Stated exercise:
Omit images. Retype all entries verbatim.

Material provided:
◆ ◆ ◆

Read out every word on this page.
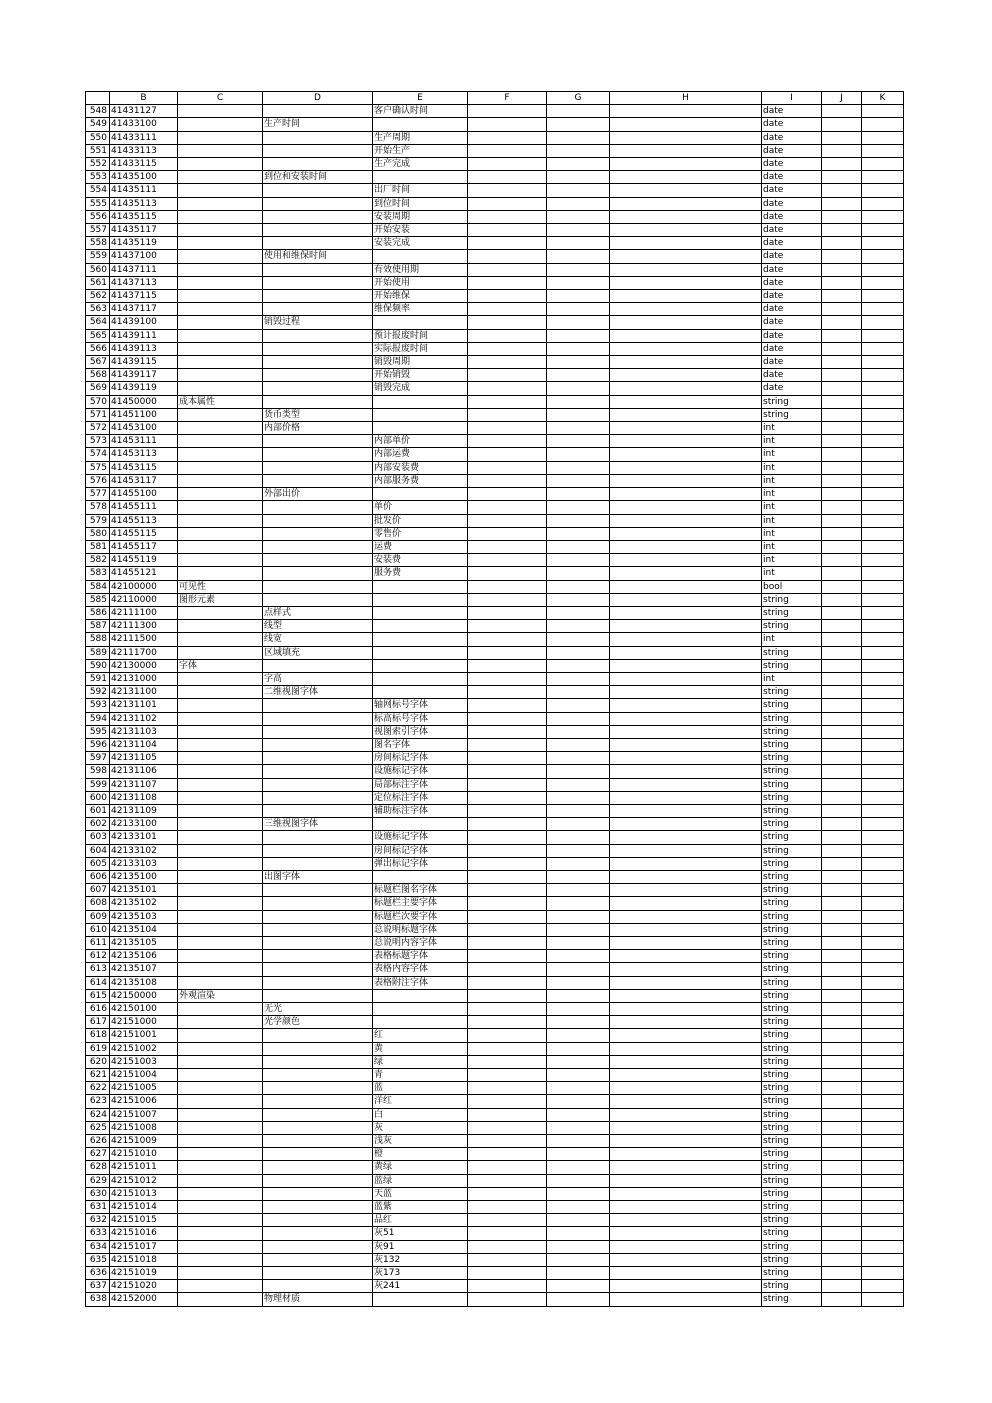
	B	C	D	E	F	G	H	I	J	K
548	41431127			客户确认时间				date		
549	41433100		生产时间					date		
550	41433111			生产周期				date		
551	41433113			开始生产				date		
552	41433115			生产完成				date		
553	41435100		到位和安装时间					date		
554	41435111			出厂时间				date		
555	41435113			到位时间				date		
556	41435115			安装周期				date		
557	41435117			开始安装				date		
558	41435119			安装完成				date		
559	41437100		使用和维保时间					date		
560	41437111			有效使用期				date		
561	41437113			开始使用				date		
562	41437115			开始维保				date		
563	41437117			维保频率				date		
564	41439100		销毁过程					date		
565	41439111			预计报废时间				date		
566	41439113			实际报废时间				date		
567	41439115			销毁周期				date		
568	41439117			开始销毁				date		
569	41439119			销毁完成				date		
570	41450000	成本属性						string		
571	41451100		货币类型					string		
572	41453100		内部价格					int		
573	41453111			内部单价				int		
574	41453113			内部运费				int		
575	41453115			内部安装费				int		
576	41453117			内部服务费				int		
577	41455100		外部出价					int		
578	41455111			单价				int		
579	41455113			批发价				int		
580	41455115			零售价				int		
581	41455117			运费				int		
582	41455119			安装费				int		
583	41455121			服务费				int		
584	42100000	可见性						bool		
585	42110000	图形元素						string		
586	42111100		点样式					string		
587	42111300		线型					string		
588	42111500		线宽					int		
589	42111700		区域填充					string		
590	42130000	字体						string		
591	42131000		字高					int		
592	42131100		二维视图字体					string		
593	42131101			轴网标号字体				string		
594	42131102			标高标号字体				string		
595	42131103			视图索引字体				string		
596	42131104			图名字体				string		
597	42131105			房间标记字体				string		
598	42131106			设施标记字体				string		
599	42131107			局部标注字体				string		
600	42131108			定位标注字体				string		
601	42131109			辅助标注字体				string		
602	42133100		三维视图字体					string		
603	42133101			设施标记字体				string		
604	42133102			房间标记字体				string		
605	42133103			弹出标记字体				string		
606	42135100		出图字体					string		
607	42135101			标题栏图名字体				string		
608	42135102			标题栏主要字体				string		
609	42135103			标题栏次要字体				string		
610	42135104			总说明标题字体				string		
611	42135105			总说明内容字体				string		
612	42135106			表格标题字体				string		
613	42135107			表格内容字体				string		
614	42135108			表格附注字体				string		
615	42150000	外观渲染						string		
616	42150100		无光					string		
617	42151000		光学颜色					string		
618	42151001			红				string		
619	42151002			黄				string		
620	42151003			绿				string		
621	42151004			青				string		
622	42151005			蓝				string		
623	42151006			洋红				string		
624	42151007			白				string		
625	42151008			灰				string		
626	42151009			浅灰				string		
627	42151010			橙				string		
628	42151011			黄绿				string		
629	42151012			蓝绿				string		
630	42151013			天蓝				string		
631	42151014			蓝紫				string		
632	42151015			品红				string		
633	42151016			灰51				string		
634	42151017			灰91				string		
635	42151018			灰132				string		
636	42151019			灰173				string		
637	42151020			灰241				string		
638	42152000		物理材质					string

◆ ◆ ◆

Solution below:
Read out every word on this page.
	B	C	D	E	F	G	H	I	J	K
548	41431127			客户确认时间				date		
549	41433100		生产时间					date		
550	41433111			生产周期				date		
551	41433113			开始生产				date		
552	41433115			生产完成				date		
553	41435100		到位和安装时间					date		
554	41435111			出厂时间				date		
555	41435113			到位时间				date		
556	41435115			安装周期				date		
557	41435117			开始安装				date		
558	41435119			安装完成				date		
559	41437100		使用和维保时间					date		
560	41437111			有效使用期				date		
561	41437113			开始使用				date		
562	41437115			开始维保				date		
563	41437117			维保频率				date		
564	41439100		销毁过程					date		
565	41439111			预计报废时间				date		
566	41439113			实际报废时间				date		
567	41439115			销毁周期				date		
568	41439117			开始销毁				date		
569	41439119			销毁完成				date		
570	41450000	成本属性						string		
571	41451100		货币类型					string		
572	41453100		内部价格					int		
573	41453111			内部单价				int		
574	41453113			内部运费				int		
575	41453115			内部安装费				int		
576	41453117			内部服务费				int		
577	41455100		外部出价					int		
578	41455111			单价				int		
579	41455113			批发价				int		
580	41455115			零售价				int		
581	41455117			运费				int		
582	41455119			安装费				int		
583	41455121			服务费				int		
584	42100000	可见性						bool		
585	42110000	图形元素						string		
586	42111100		点样式					string		
587	42111300		线型					string		
588	42111500		线宽					int		
589	42111700		区域填充					string		
590	42130000	字体						string		
591	42131000		字高					int		
592	42131100		二维视图字体					string		
593	42131101			轴网标号字体				string		
594	42131102			标高标号字体				string		
595	42131103			视图索引字体				string		
596	42131104			图名字体				string		
597	42131105			房间标记字体				string		
598	42131106			设施标记字体				string		
599	42131107			局部标注字体				string		
600	42131108			定位标注字体				string		
601	42131109			辅助标注字体				string		
602	42133100		三维视图字体					string		
603	42133101			设施标记字体				string		
604	42133102			房间标记字体				string		
605	42133103			弹出标记字体				string		
606	42135100		出图字体					string		
607	42135101			标题栏图名字体				string		
608	42135102			标题栏主要字体				string		
609	42135103			标题栏次要字体				string		
610	42135104			总说明标题字体				string		
611	42135105			总说明内容字体				string		
612	42135106			表格标题字体				string		
613	42135107			表格内容字体				string		
614	42135108			表格附注字体				string		
615	42150000	外观渲染						string		
616	42150100		无光					string		
617	42151000		光学颜色					string		
618	42151001			红				string		
619	42151002			黄				string		
620	42151003			绿				string		
621	42151004			青				string		
622	42151005			蓝				string		
623	42151006			洋红				string		
624	42151007			白				string		
625	42151008			灰				string		
626	42151009			浅灰				string		
627	42151010			橙				string		
628	42151011			黄绿				string		
629	42151012			蓝绿				string		
630	42151013			天蓝				string		
631	42151014			蓝紫				string		
632	42151015			品红				string		
633	42151016			灰51				string		
634	42151017			灰91				string		
635	42151018			灰132				string		
636	42151019			灰173				string		
637	42151020			灰241				string		
638	42152000		物理材质					string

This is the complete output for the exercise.